WHAT TO WORK ON. Your task is to give the number of lines in the listing that include "azaz", and nothing else.

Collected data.

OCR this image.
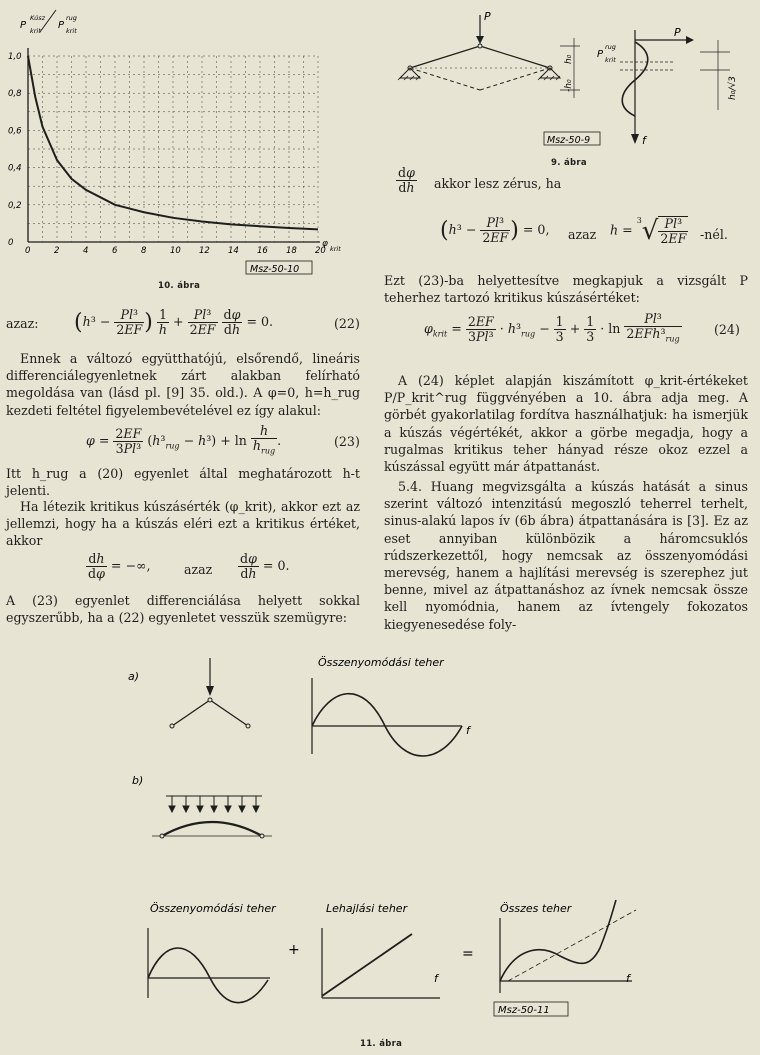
0	2	4	6	8	10 12 14 16 18 20
0
0,2
0,4
0,6
0,8
1,0
P
Kúsz
krit P
rug
krit
φ krit
Msz-50-10
10. ábra
P
h₀
-h₀
Msz-50-9
P
rug
krit
P
f
h₀/√3
9. ábra
azaz: ($h^3 - \frac{\text{Pl³}}{2EF}$ ) $\frac{1}{h} + \frac{\text{Pl³}}{2EF}$
$\frac{d\varphi}{dh} = 0$.	(22)
Ennek a változó együtthatójú, elsőrendő, lineáris differenciálegyenletnek zárt alakban felírható megoldása van (lásd pl. [9] 35. old.). A φ=0, h=h_rug kezdeti feltétel figyelembevételével ez így alakul:
$\varphi = \frac{2EF}{\text{3Pl³}} (h^3_{rug} - h^3) + \ln \frac{h}{h_{rug}}$ .	(23)
Itt h_rug a (20) egyenlet által meghatározott h-t jelenti.
Ha létezik kritikus kúszásérték (φ_krit), akkor ezt az jellemzi, hogy ha a kúszás eléri ezt a kritikus értéket, akkor
$\frac{dh}{d\varphi}$ = −∞,	azaz $\frac{d\varphi}{dh} = 0$.
A (23) egyenlet differenciálása helyett sokkal egyszerűbb, ha a (22) egyenletet vesszük szemügyre:
$\frac{d\varphi}{dh}$ akkor lesz zérus, ha
($h^3 - \frac{\text{Pl³}}{2EF}$ ) = 0, azaz $h = ^3√ \frac{\text{Pl³}}{2EF}$ -nél.
Ezt (23)-ba helyettesítve megkapjuk a vizsgált P teherhez tartozó kritikus kúszásértéket:
$\varphi_{krit} = \frac{2EF}{\text{3Pl³}} \cdot h^3_{rug} - \frac{1}{3} + \frac{1}{3} \cdot \ln \frac{\text{Pl³}}{2EFh^3_{rug}}$	(24)
A (24) képlet alapján kiszámított φ_krit-értékeket P/P_krit^rug függvényében a 10. ábra adja meg. A görbét gyakorlatilag fordítva használhatjuk: ha ismerjük a kúszás végértékét, akkor a görbe megadja, hogy a rugalmas kritikus teher hányad része okoz ezzel a kúszással együtt már átpattanást.
5.4. Huang megvizsgálta a kúszás hatását a sinus szerint változó intenzitású megoszló teherrel terhelt, sinus-alakú lapos ív (6b ábra) átpattanására is [3]. Ez az eset annyiban különbözik a háromcsuklós rúdszerkezettől, hogy nemcsak az összenyomódási merevség, hanem a hajlítási merevség is szerephez jut benne, mivel az átpattanáshoz az ívnek nemcsak össze kell nyomódnia, hanem az ívtengely fokozatos kiegyenesedése foly-
a)
b)
Összenyomódási teher
f
Összenyomódási teher
+
Lehajlási teher
f
=
Összes teher
f
Msz-50-11
11. ábra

SOLUTION. 3